**Exercise prompt**
Pull out every line below containing the word "Premium".

**Listed entries**
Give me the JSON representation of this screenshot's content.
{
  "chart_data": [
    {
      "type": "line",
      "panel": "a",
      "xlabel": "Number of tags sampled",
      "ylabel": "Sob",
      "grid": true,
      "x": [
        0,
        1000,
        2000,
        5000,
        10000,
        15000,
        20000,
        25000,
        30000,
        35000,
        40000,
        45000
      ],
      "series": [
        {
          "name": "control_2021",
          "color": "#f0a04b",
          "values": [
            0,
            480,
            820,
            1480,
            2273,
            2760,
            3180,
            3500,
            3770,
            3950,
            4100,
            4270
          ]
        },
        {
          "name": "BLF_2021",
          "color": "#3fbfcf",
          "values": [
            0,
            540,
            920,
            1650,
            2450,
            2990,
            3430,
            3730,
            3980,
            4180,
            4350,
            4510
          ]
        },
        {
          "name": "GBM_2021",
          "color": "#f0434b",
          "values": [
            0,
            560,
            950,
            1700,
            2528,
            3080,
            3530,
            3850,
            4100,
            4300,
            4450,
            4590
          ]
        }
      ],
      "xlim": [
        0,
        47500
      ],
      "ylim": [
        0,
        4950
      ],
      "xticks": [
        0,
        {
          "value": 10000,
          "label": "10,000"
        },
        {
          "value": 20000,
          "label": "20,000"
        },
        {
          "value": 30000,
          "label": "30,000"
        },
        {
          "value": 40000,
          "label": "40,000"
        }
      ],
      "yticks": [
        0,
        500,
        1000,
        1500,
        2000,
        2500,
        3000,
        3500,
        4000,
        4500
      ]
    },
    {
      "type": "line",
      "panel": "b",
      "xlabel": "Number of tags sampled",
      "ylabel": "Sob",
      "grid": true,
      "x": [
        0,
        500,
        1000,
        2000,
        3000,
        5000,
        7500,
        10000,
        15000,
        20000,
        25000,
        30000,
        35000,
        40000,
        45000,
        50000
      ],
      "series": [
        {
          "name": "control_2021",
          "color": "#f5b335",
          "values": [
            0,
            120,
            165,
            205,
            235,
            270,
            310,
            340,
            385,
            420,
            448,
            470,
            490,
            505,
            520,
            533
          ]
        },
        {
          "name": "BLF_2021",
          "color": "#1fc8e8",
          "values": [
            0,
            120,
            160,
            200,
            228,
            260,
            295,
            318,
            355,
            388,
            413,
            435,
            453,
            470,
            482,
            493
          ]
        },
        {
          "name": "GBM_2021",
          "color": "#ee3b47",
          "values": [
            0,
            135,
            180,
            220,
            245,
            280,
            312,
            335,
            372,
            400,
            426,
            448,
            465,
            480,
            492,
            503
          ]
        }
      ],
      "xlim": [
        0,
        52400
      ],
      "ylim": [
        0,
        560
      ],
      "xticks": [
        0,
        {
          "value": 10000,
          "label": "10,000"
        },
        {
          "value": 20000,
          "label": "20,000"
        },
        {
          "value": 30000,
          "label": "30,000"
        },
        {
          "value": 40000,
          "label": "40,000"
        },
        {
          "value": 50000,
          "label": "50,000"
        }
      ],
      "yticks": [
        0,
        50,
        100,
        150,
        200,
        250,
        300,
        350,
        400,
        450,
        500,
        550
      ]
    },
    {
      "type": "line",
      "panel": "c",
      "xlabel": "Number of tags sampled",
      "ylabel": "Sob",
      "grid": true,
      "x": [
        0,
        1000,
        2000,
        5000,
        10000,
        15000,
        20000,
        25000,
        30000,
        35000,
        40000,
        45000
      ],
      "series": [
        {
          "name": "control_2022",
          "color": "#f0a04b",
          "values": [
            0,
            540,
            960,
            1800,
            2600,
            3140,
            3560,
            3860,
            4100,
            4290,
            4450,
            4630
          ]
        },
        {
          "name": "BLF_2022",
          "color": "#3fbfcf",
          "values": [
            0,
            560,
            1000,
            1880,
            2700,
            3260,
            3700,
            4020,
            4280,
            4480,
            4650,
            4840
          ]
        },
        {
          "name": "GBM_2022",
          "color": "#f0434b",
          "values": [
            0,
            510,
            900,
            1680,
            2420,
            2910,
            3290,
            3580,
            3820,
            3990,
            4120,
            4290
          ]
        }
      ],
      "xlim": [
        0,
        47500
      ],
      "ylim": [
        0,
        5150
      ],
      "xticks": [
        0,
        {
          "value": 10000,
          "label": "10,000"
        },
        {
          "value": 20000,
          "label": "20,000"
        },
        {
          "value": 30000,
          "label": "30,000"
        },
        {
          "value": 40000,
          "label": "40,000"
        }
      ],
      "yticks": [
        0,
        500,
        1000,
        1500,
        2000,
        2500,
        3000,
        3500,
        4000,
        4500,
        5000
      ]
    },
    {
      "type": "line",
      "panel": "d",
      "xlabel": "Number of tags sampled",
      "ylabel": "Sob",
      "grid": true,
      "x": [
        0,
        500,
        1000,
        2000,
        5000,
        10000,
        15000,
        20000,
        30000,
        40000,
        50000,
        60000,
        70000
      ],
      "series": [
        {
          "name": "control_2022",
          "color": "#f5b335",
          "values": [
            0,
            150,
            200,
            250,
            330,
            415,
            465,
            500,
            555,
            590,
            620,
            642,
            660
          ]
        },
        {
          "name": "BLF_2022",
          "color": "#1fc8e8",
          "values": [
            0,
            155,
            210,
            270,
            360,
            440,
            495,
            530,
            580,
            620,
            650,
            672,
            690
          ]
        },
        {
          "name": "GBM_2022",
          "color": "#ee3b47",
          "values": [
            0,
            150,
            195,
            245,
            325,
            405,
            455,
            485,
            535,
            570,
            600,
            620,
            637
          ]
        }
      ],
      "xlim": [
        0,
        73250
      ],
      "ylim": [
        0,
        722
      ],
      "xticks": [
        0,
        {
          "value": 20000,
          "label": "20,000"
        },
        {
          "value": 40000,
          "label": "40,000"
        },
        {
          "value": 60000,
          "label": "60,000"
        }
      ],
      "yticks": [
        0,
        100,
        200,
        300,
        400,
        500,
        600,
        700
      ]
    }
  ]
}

...

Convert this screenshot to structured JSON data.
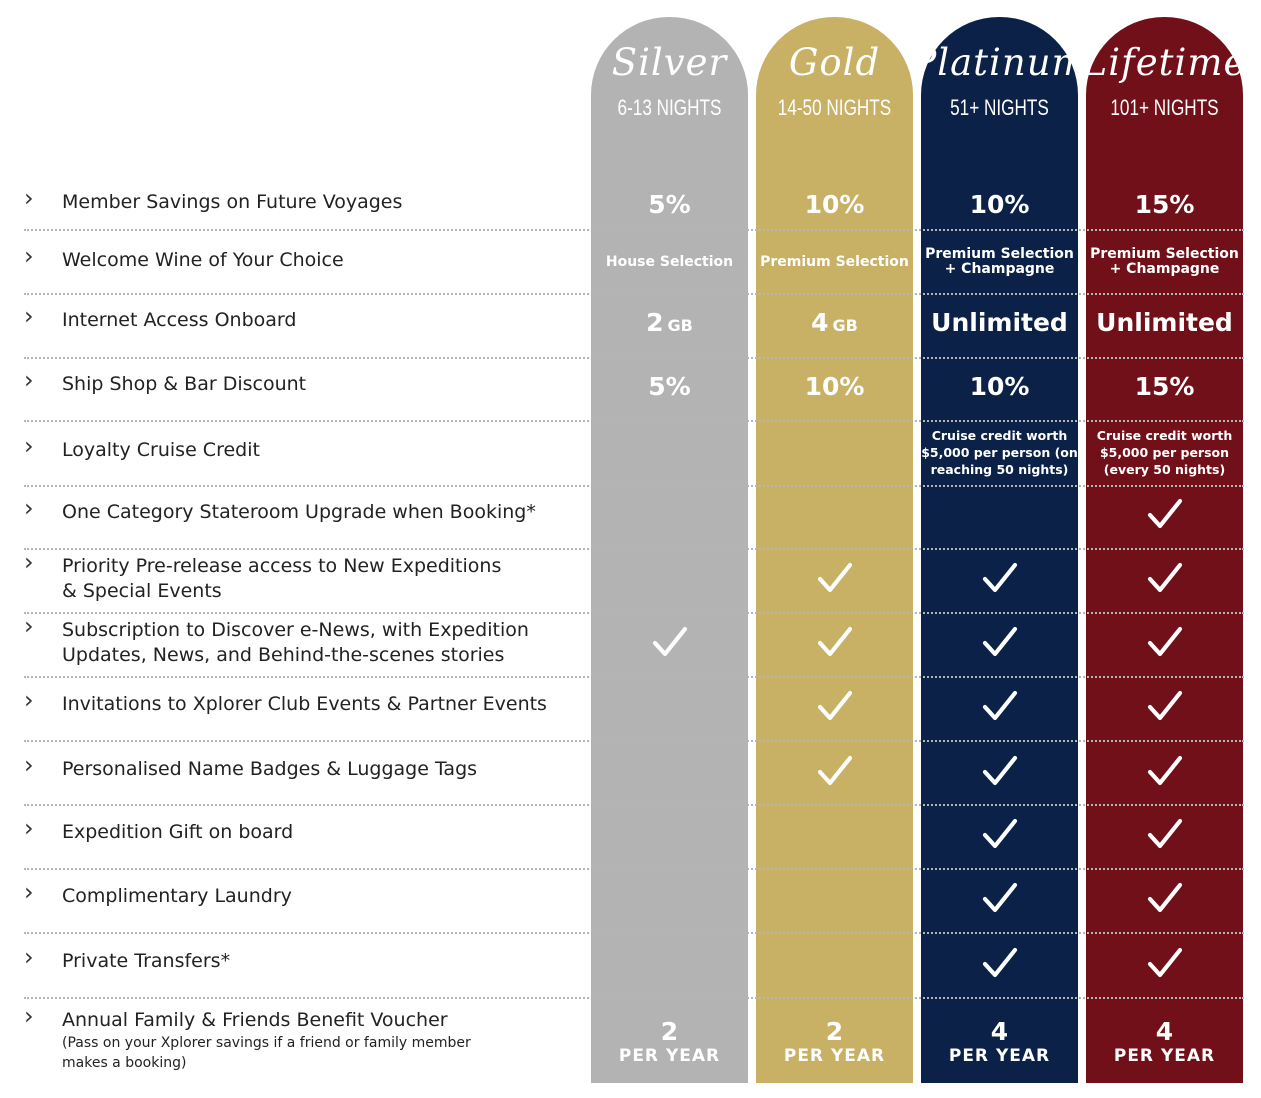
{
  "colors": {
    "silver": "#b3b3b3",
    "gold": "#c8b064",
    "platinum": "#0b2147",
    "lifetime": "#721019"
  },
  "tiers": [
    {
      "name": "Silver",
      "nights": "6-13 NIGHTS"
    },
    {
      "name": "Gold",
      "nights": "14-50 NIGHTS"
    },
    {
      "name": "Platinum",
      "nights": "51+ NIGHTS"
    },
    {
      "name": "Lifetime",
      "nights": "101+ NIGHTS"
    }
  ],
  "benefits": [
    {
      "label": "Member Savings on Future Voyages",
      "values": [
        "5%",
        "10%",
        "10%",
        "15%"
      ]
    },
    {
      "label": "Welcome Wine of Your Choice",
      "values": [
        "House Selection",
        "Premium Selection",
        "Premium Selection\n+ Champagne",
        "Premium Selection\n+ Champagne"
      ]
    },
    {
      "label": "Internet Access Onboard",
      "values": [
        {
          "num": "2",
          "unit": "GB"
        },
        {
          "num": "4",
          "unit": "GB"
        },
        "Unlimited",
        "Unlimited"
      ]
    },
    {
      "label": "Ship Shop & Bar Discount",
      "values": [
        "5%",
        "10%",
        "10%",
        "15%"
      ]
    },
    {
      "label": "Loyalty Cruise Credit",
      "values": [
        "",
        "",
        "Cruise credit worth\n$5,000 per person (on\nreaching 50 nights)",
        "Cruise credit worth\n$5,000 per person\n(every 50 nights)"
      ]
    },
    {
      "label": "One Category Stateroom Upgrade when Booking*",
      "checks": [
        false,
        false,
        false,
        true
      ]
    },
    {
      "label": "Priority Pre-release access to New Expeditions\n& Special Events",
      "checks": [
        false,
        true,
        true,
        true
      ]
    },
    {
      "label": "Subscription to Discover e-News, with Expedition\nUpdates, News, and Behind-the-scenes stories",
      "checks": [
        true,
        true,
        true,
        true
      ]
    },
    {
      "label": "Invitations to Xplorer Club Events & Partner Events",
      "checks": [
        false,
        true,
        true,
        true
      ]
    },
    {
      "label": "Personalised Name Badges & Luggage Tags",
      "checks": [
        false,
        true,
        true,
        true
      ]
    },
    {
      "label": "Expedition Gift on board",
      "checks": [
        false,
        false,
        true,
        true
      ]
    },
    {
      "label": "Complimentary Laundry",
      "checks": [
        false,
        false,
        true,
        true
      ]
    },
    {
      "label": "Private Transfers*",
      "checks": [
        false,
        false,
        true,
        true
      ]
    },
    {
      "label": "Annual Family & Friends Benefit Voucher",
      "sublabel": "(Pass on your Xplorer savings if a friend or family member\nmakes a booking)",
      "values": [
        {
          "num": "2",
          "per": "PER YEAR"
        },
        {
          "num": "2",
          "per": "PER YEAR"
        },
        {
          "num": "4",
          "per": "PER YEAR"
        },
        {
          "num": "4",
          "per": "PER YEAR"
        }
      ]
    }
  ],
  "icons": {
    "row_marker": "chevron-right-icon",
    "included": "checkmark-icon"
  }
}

**Expected answer**
        "Premium Selection",
        "Premium Selection\n+ Champagne",
        "Premium Selection\n+ Champagne"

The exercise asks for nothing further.